:: WHAT TO WORK ON ::
In the records, find every line with the word "extracellular" and copy it out.

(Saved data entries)
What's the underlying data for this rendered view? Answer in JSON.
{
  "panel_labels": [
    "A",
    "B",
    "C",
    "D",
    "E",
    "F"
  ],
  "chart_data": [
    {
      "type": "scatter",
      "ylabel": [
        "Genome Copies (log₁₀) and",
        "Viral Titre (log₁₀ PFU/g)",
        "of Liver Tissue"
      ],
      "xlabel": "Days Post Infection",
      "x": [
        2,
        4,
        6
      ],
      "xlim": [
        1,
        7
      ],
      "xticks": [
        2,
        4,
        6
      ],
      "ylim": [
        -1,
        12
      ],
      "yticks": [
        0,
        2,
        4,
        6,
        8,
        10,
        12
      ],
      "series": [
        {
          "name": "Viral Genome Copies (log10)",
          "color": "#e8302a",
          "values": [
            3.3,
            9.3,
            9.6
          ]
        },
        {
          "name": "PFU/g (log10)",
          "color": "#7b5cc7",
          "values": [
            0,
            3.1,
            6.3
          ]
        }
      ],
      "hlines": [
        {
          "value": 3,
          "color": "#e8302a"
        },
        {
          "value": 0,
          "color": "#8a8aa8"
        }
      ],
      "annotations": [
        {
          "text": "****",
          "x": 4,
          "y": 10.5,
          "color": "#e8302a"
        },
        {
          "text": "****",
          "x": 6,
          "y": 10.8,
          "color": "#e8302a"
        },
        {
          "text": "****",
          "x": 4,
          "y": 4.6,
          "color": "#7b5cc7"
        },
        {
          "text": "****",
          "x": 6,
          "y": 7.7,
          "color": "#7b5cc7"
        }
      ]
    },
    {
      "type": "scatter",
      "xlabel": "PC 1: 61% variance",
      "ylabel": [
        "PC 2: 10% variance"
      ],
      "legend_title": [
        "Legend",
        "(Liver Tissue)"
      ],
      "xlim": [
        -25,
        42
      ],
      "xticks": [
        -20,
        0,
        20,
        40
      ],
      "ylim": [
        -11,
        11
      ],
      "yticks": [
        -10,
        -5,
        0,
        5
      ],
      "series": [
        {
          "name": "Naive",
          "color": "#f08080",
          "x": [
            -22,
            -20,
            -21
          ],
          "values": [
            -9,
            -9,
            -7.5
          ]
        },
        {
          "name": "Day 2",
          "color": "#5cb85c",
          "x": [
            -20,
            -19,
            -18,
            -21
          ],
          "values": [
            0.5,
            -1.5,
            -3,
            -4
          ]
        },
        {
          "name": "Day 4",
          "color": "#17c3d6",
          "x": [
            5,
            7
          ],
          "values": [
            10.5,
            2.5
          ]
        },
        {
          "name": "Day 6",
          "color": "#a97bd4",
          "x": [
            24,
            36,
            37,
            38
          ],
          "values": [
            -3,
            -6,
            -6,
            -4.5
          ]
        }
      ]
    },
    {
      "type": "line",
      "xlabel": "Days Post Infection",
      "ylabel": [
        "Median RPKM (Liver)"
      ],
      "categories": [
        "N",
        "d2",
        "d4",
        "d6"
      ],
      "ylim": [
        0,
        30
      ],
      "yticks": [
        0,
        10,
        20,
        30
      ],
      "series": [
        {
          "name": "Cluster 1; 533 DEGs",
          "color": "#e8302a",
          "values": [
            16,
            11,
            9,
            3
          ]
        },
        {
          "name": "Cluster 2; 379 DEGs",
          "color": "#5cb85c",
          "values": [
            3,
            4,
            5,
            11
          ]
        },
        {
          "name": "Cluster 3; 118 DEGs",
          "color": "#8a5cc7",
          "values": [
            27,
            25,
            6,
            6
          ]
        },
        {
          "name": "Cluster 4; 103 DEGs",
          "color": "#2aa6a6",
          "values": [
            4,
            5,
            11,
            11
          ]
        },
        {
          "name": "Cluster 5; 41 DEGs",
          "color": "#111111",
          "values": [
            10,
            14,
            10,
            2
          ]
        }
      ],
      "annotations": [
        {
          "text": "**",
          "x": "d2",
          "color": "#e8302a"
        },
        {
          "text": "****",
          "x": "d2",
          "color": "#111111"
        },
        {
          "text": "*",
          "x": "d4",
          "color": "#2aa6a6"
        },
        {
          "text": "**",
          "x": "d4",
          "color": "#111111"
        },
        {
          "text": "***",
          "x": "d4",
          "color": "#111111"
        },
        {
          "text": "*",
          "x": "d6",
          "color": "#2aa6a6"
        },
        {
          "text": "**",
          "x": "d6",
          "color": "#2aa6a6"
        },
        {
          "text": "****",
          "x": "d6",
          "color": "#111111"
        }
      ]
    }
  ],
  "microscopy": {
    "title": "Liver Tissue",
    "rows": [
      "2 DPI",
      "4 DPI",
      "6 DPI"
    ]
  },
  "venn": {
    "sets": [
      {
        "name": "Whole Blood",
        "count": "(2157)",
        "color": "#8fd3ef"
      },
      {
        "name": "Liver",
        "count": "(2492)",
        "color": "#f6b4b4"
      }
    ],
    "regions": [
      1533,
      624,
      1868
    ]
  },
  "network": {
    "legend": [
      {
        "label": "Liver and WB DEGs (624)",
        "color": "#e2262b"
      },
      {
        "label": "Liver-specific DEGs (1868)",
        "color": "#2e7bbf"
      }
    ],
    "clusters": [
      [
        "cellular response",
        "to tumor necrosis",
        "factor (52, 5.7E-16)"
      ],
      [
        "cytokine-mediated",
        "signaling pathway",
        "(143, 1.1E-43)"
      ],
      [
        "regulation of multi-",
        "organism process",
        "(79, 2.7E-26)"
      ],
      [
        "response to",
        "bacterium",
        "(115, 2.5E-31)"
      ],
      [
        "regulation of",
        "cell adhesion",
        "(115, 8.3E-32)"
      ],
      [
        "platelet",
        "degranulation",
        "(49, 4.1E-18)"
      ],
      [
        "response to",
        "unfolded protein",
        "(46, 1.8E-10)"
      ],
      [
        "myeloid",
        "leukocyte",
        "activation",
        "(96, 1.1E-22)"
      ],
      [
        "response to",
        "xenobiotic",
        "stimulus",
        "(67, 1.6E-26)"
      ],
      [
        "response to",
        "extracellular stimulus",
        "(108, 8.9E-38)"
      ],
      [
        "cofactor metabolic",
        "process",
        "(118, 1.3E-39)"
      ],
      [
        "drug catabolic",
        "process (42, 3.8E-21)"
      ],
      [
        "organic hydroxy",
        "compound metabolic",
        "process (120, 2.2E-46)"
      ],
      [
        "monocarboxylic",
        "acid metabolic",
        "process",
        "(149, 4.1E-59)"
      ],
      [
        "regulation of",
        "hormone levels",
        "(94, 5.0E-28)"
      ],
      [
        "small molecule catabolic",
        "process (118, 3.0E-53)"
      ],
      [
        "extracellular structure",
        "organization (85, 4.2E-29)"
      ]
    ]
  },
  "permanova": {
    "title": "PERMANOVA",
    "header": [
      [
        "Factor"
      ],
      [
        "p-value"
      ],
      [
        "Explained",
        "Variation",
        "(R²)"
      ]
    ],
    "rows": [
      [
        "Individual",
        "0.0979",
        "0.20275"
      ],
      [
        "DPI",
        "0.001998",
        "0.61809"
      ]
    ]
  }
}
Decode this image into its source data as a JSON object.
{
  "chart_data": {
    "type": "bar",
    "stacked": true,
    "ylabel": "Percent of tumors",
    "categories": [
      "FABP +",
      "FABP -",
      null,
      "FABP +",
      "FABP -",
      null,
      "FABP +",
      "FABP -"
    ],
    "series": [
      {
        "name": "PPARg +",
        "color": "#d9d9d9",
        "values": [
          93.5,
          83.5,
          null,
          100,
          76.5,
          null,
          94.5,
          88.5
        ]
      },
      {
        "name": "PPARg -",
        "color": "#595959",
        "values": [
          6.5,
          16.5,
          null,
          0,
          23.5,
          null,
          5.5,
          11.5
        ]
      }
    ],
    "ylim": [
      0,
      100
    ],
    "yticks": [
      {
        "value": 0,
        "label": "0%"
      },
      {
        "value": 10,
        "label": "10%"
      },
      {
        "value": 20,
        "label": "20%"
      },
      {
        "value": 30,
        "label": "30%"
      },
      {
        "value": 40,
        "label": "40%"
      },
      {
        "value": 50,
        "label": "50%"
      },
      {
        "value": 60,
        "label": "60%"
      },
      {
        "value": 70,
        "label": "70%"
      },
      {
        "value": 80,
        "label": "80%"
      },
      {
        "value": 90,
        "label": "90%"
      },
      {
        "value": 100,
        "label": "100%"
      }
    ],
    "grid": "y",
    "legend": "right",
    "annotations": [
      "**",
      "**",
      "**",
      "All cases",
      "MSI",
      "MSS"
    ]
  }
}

:: ANSWER BELOW ::
        "extracellular stimulus",
        "extracellular structure",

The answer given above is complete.